▶ **Stored records**
────────

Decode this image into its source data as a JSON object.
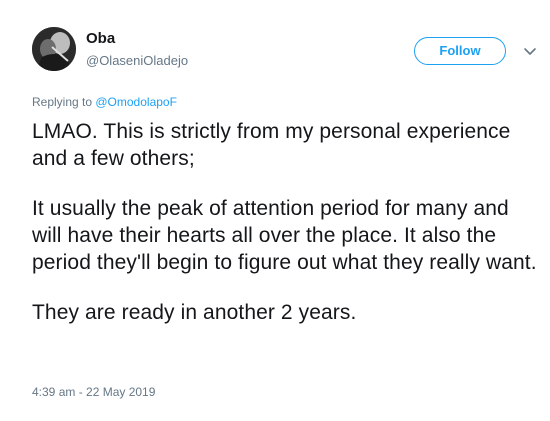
{
  "user": {
    "display_name": "Oba",
    "handle": "@OlaseniOladejo",
    "avatar_icon": "profile-photo"
  },
  "actions": {
    "follow_label": "Follow",
    "more_icon": "chevron-down-icon"
  },
  "reply": {
    "prefix": "Replying to ",
    "mention": "@OmodolapoF"
  },
  "tweet": {
    "paragraphs": [
      "LMAO. This is strictly from my personal experience and a few others;",
      "It usually the peak of attention period for many and will have their hearts all over the place. It also the period they'll begin to figure out what they really want.",
      "They are ready in another 2 years."
    ]
  },
  "meta": {
    "timestamp": "4:39 am - 22 May 2019"
  },
  "colors": {
    "accent": "#1da1f2",
    "secondary_text": "#657786",
    "primary_text": "#14171a"
  }
}
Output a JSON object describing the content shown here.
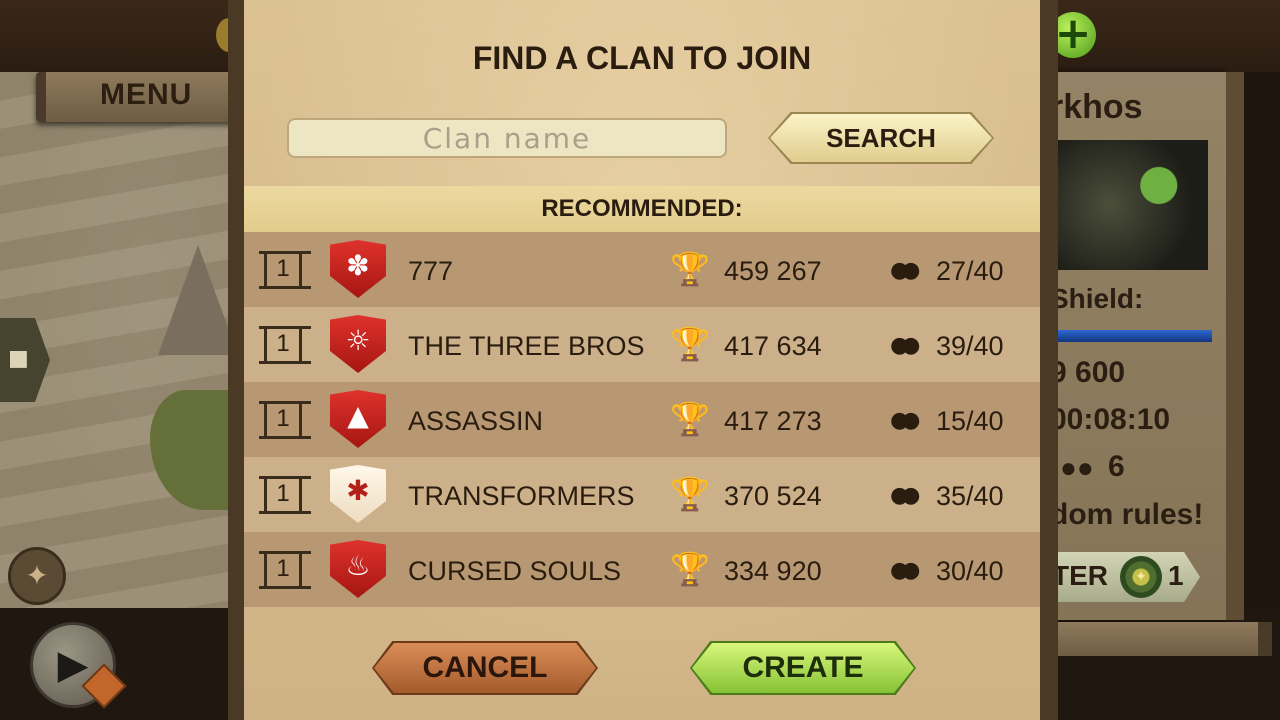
{
  "background": {
    "menu_label": "MENU",
    "right_panel": {
      "name_partial": "rkhos",
      "shield_label": "Shield:",
      "value_line": "9 600",
      "timer": "00:08:10",
      "members_count": "6",
      "motto_partial": "dom rules!",
      "button_partial": "TER",
      "button_count": "1"
    }
  },
  "dialog": {
    "title": "FIND A CLAN TO JOIN",
    "search": {
      "placeholder": "Clan name",
      "value": "",
      "button_label": "SEARCH"
    },
    "recommended_label": "RECOMMENDED:",
    "clans": [
      {
        "rank": "1",
        "crest": "paw-crest-icon",
        "crest_color": "red",
        "name": "777",
        "trophies": "459 267",
        "members": "27/40"
      },
      {
        "rank": "1",
        "crest": "samurai-mask-crest-icon",
        "crest_color": "red",
        "name": "THE THREE BROS",
        "trophies": "417 634",
        "members": "39/40"
      },
      {
        "rank": "1",
        "crest": "wolf-crest-icon",
        "crest_color": "red",
        "name": "ASSASSIN",
        "trophies": "417 273",
        "members": "15/40"
      },
      {
        "rank": "1",
        "crest": "spider-crest-icon",
        "crest_color": "white",
        "name": "TRANSFORMERS",
        "trophies": "370 524",
        "members": "35/40"
      },
      {
        "rank": "1",
        "crest": "flame-crest-icon",
        "crest_color": "red",
        "name": "CURSED SOULS",
        "trophies": "334 920",
        "members": "30/40"
      }
    ],
    "cancel_label": "CANCEL",
    "create_label": "CREATE"
  },
  "colors": {
    "parchment": "#d6bb8c",
    "row_dark": "#b79872",
    "row_light": "#cbb089",
    "crest_red": "#c8201a",
    "create_green": "#a8dc55",
    "cancel_orange": "#c2743f"
  }
}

────────

Quote the records above in full, dropping each picture.

▶ **Written solution**
Decode this image into its source data as a JSON object.
{
  "user": {
    "display_name": "Oba",
    "handle": "@OlaseniOladejo",
    "avatar_icon": "profile-photo"
  },
  "actions": {
    "follow_label": "Follow",
    "more_icon": "chevron-down-icon"
  },
  "reply": {
    "prefix": "Replying to ",
    "mention": "@OmodolapoF"
  },
  "tweet": {
    "paragraphs": [
      "LMAO. This is strictly from my personal experience and a few others;",
      "It usually the peak of attention period for many and will have their hearts all over the place. It also the period they'll begin to figure out what they really want.",
      "They are ready in another 2 years."
    ]
  },
  "meta": {
    "timestamp": "4:39 am - 22 May 2019"
  },
  "colors": {
    "accent": "#1da1f2",
    "secondary_text": "#657786",
    "primary_text": "#14171a"
  }
}
Output a JSON object describing the content shown here.
{
  "background": {
    "menu_label": "MENU",
    "right_panel": {
      "name_partial": "rkhos",
      "shield_label": "Shield:",
      "value_line": "9 600",
      "timer": "00:08:10",
      "members_count": "6",
      "motto_partial": "dom rules!",
      "button_partial": "TER",
      "button_count": "1"
    }
  },
  "dialog": {
    "title": "FIND A CLAN TO JOIN",
    "search": {
      "placeholder": "Clan name",
      "value": "",
      "button_label": "SEARCH"
    },
    "recommended_label": "RECOMMENDED:",
    "clans": [
      {
        "rank": "1",
        "crest": "paw-crest-icon",
        "crest_color": "red",
        "name": "777",
        "trophies": "459 267",
        "members": "27/40"
      },
      {
        "rank": "1",
        "crest": "samurai-mask-crest-icon",
        "crest_color": "red",
        "name": "THE THREE BROS",
        "trophies": "417 634",
        "members": "39/40"
      },
      {
        "rank": "1",
        "crest": "wolf-crest-icon",
        "crest_color": "red",
        "name": "ASSASSIN",
        "trophies": "417 273",
        "members": "15/40"
      },
      {
        "rank": "1",
        "crest": "spider-crest-icon",
        "crest_color": "white",
        "name": "TRANSFORMERS",
        "trophies": "370 524",
        "members": "35/40"
      },
      {
        "rank": "1",
        "crest": "flame-crest-icon",
        "crest_color": "red",
        "name": "CURSED SOULS",
        "trophies": "334 920",
        "members": "30/40"
      }
    ],
    "cancel_label": "CANCEL",
    "create_label": "CREATE"
  },
  "colors": {
    "parchment": "#d6bb8c",
    "row_dark": "#b79872",
    "row_light": "#cbb089",
    "crest_red": "#c8201a",
    "create_green": "#a8dc55",
    "cancel_orange": "#c2743f"
  }
}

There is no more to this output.